**DIRECTIONS FOR THIS TASK:**
Drop every picture and give the entries back exactly.

[Data extracted from a collection]
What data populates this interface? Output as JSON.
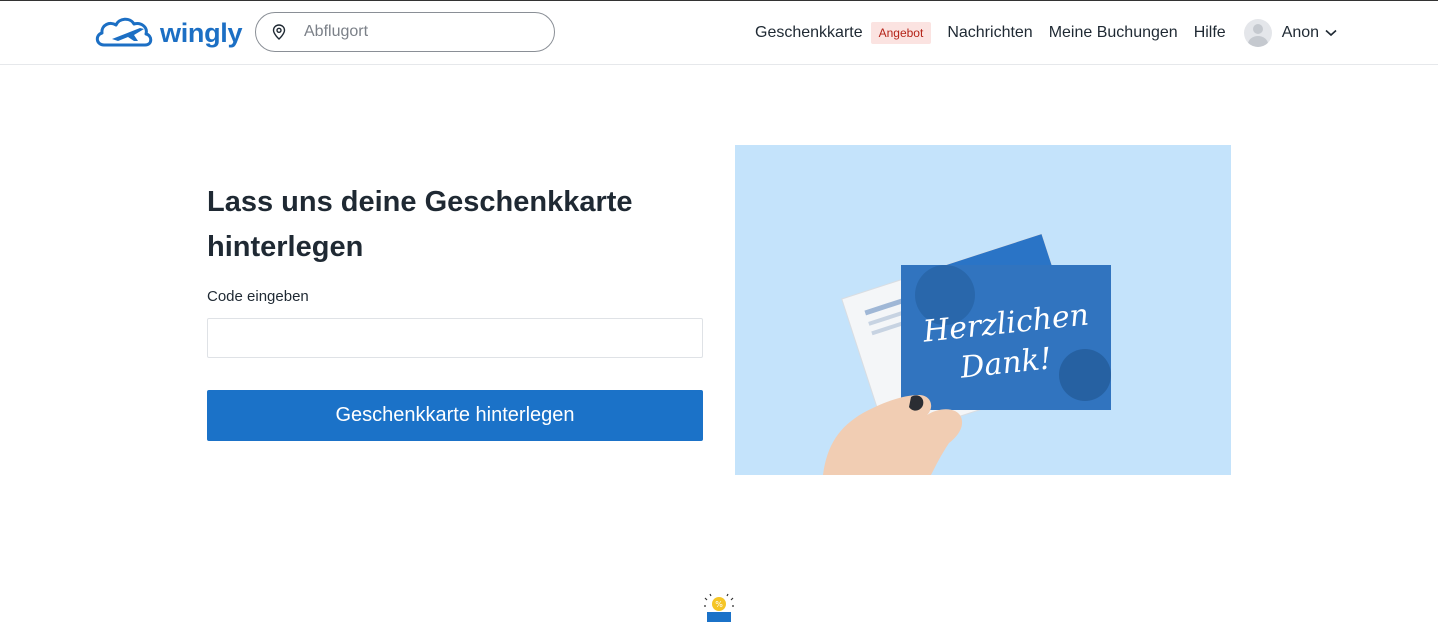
{
  "header": {
    "logo_text": "wingly",
    "search": {
      "placeholder": "Abflugort",
      "value": ""
    },
    "nav": {
      "giftcard": "Geschenkkarte",
      "offer_badge": "Angebot",
      "messages": "Nachrichten",
      "bookings": "Meine Buchungen",
      "help": "Hilfe",
      "user_name": "Anon"
    }
  },
  "main": {
    "title": "Lass uns deine Geschenkkarte hinterlegen",
    "code_label": "Code eingeben",
    "code_value": "",
    "submit_label": "Geschenkkarte hinterlegen"
  },
  "illustration": {
    "card_text_line1": "Herzlichen",
    "card_text_line2": "Dank!"
  },
  "colors": {
    "brand": "#1c6fc4",
    "button": "#1b72c8",
    "badge_bg": "#fbe3e1",
    "badge_text": "#b42318",
    "illustration_bg": "#c4e3fb"
  }
}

**FINISHED TASK:**
What data populates this interface? Output as JSON.
{
  "header": {
    "logo_text": "wingly",
    "search": {
      "placeholder": "Abflugort",
      "value": ""
    },
    "nav": {
      "giftcard": "Geschenkkarte",
      "offer_badge": "Angebot",
      "messages": "Nachrichten",
      "bookings": "Meine Buchungen",
      "help": "Hilfe",
      "user_name": "Anon"
    }
  },
  "main": {
    "title": "Lass uns deine Geschenkkarte hinterlegen",
    "code_label": "Code eingeben",
    "code_value": "",
    "submit_label": "Geschenkkarte hinterlegen"
  },
  "illustration": {
    "card_text_line1": "Herzlichen",
    "card_text_line2": "Dank!"
  },
  "colors": {
    "brand": "#1c6fc4",
    "button": "#1b72c8",
    "badge_bg": "#fbe3e1",
    "badge_text": "#b42318",
    "illustration_bg": "#c4e3fb"
  }
}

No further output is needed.